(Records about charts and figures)
::::

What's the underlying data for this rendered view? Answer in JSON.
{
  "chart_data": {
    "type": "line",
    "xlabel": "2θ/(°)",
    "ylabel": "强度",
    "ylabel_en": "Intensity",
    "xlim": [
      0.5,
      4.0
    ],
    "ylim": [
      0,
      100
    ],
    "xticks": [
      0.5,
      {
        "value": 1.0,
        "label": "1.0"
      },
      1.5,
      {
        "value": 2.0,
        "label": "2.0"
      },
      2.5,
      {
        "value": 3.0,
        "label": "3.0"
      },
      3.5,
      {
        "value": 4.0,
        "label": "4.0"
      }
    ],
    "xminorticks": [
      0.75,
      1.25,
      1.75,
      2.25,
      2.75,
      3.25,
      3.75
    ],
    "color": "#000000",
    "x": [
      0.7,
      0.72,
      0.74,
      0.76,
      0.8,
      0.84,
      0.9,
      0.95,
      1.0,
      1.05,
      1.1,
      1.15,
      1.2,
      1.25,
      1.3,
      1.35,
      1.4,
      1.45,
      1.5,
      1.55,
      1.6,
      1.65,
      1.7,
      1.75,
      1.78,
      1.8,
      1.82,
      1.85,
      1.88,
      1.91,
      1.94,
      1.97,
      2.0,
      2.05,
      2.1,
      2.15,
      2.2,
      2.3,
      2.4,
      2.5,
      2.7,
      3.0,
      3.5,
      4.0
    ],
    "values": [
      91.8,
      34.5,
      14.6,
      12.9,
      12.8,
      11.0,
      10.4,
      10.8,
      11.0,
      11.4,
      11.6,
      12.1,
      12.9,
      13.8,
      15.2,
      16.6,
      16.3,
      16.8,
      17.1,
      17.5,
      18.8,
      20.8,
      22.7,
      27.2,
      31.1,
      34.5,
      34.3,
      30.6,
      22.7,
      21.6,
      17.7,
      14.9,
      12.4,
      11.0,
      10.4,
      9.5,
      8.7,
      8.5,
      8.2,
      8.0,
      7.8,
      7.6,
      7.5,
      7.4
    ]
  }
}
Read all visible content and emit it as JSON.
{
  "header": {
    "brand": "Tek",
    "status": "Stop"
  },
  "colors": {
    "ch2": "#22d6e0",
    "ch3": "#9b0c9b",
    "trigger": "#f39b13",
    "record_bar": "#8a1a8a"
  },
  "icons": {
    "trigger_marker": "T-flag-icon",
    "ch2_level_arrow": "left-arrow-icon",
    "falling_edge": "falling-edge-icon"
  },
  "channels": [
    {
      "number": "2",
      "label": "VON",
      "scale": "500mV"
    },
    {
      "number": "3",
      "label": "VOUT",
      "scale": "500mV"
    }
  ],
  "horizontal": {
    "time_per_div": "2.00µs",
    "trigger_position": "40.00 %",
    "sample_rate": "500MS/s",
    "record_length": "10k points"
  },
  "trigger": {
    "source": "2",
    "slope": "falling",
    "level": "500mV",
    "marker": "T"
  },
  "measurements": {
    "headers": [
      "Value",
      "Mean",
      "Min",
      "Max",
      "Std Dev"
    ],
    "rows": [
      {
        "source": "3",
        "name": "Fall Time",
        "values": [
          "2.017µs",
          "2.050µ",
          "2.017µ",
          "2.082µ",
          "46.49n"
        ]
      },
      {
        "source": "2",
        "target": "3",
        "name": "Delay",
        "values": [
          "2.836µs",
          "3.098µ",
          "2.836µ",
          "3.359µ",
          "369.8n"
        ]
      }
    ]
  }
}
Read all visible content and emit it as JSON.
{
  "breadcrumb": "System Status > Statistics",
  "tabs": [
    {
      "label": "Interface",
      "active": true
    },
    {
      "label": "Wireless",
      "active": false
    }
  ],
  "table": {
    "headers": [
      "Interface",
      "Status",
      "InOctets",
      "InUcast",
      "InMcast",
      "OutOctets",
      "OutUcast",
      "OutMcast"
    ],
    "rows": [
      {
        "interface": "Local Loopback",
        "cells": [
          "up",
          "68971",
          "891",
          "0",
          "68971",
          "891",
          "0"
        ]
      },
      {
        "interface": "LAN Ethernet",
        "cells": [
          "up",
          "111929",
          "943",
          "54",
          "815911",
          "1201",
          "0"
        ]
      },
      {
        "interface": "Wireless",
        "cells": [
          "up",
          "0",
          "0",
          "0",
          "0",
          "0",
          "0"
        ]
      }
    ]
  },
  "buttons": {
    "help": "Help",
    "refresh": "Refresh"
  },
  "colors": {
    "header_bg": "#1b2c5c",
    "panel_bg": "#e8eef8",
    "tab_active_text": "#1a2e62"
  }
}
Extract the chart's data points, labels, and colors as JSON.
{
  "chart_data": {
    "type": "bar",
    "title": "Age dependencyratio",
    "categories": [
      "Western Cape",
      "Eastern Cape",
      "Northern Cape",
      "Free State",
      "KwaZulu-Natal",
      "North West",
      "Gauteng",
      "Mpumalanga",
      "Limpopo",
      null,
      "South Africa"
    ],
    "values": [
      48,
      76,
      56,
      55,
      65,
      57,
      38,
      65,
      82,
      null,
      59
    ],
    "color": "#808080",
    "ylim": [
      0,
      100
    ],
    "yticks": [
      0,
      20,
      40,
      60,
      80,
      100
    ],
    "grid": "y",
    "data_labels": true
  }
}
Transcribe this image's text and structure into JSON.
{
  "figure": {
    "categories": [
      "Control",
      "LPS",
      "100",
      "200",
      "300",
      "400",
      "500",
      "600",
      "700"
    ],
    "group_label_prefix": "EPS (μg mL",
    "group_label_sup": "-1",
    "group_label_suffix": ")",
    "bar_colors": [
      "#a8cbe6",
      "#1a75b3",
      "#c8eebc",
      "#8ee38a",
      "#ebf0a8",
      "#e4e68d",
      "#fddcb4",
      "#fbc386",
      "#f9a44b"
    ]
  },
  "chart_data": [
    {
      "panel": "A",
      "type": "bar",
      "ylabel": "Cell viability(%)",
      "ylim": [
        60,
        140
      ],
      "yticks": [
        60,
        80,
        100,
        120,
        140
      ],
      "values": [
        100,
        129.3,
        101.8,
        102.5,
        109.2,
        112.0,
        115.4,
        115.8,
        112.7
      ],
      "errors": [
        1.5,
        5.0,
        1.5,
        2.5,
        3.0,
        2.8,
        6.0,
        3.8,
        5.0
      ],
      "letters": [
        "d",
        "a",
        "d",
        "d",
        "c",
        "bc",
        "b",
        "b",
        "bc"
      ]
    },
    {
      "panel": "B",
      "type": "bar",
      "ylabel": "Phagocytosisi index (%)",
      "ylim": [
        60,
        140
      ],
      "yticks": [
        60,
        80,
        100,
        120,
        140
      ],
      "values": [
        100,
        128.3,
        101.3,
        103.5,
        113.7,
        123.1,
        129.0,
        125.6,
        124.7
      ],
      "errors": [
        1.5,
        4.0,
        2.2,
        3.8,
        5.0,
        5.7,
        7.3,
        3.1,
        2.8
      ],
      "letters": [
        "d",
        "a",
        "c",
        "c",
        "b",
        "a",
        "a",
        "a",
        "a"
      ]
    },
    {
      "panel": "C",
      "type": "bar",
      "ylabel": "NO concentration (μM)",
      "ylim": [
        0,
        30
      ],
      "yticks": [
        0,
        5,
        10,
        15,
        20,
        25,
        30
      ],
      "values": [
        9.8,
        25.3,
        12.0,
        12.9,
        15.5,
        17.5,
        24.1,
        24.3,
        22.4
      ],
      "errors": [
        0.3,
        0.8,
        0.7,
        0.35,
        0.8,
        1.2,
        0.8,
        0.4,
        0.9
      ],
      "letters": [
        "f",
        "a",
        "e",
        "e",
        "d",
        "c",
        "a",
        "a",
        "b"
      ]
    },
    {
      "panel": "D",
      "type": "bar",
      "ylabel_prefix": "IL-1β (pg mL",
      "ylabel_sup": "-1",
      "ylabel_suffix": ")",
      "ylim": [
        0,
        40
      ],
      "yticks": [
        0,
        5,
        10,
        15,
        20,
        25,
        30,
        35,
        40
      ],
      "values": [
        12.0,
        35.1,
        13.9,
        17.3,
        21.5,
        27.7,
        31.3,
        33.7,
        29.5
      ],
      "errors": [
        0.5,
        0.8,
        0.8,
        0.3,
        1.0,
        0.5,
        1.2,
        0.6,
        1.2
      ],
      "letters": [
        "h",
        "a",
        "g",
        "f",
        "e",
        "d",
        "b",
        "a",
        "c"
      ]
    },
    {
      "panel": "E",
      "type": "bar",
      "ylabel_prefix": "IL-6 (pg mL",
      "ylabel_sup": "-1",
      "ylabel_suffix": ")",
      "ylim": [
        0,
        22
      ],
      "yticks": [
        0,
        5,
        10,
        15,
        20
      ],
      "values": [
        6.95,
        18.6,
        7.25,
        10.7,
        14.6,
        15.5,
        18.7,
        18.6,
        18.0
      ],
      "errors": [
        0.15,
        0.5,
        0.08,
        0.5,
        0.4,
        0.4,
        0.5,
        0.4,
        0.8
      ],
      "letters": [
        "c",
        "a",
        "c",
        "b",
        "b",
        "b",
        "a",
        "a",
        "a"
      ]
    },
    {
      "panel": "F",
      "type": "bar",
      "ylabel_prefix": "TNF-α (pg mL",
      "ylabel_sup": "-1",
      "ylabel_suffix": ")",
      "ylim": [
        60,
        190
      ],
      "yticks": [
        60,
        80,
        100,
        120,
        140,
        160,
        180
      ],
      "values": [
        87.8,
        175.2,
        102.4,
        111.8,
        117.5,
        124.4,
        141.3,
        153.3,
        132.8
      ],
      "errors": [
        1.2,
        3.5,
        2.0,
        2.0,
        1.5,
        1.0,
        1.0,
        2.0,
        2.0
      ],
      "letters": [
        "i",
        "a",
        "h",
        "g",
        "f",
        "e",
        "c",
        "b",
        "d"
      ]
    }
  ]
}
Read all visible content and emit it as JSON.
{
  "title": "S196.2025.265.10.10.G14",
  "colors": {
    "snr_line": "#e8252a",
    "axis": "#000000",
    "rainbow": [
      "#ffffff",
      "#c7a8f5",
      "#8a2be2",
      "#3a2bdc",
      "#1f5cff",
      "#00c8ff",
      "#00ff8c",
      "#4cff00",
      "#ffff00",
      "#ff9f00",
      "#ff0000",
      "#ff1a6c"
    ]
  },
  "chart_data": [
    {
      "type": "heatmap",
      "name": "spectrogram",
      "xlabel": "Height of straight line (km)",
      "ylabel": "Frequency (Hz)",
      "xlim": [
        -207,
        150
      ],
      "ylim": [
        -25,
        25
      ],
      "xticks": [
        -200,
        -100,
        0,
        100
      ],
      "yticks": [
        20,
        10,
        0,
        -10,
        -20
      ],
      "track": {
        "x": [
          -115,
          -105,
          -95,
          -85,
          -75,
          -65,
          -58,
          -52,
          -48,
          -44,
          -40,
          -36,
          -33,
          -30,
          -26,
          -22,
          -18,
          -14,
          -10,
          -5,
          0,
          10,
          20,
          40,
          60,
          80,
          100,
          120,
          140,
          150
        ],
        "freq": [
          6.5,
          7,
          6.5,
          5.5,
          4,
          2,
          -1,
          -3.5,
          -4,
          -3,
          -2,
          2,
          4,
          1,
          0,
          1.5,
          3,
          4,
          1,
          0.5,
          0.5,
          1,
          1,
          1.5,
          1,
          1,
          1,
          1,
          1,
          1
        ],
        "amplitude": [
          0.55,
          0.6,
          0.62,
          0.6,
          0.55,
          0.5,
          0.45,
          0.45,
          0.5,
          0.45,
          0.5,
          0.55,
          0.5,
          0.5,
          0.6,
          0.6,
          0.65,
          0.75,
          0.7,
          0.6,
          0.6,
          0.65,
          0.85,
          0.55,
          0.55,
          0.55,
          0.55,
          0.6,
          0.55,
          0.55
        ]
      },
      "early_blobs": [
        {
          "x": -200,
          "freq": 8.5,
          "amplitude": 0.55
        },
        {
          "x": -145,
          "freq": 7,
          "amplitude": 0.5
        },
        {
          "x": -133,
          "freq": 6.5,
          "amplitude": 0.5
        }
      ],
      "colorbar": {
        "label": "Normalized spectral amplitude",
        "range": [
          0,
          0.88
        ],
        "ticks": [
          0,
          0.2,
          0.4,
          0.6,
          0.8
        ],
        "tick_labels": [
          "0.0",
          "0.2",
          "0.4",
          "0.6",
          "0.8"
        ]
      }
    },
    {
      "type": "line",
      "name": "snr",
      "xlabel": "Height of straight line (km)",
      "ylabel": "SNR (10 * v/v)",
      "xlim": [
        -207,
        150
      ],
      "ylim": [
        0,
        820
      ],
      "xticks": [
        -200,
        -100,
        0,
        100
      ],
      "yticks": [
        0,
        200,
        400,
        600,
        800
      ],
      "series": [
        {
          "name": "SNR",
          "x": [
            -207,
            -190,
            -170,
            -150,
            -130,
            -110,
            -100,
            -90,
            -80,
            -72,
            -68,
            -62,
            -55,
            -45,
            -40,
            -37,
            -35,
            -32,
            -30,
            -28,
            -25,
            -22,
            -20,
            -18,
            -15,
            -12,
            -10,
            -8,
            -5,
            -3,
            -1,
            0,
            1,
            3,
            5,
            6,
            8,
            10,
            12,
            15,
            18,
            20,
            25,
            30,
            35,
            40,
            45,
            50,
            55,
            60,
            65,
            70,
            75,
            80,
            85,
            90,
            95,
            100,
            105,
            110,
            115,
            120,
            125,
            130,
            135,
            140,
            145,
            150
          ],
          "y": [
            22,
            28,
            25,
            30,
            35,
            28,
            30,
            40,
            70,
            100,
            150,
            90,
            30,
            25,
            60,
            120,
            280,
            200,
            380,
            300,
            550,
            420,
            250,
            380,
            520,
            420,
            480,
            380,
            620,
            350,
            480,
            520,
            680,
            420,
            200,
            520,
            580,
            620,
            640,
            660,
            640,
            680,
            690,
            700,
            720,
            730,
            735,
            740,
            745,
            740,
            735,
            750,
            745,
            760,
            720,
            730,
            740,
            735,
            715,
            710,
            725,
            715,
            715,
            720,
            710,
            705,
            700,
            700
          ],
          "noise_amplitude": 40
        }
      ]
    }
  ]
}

::::

* **What you should do**:
Determine the number of lines containing "points". Write only that number.

* **Expected output**:
2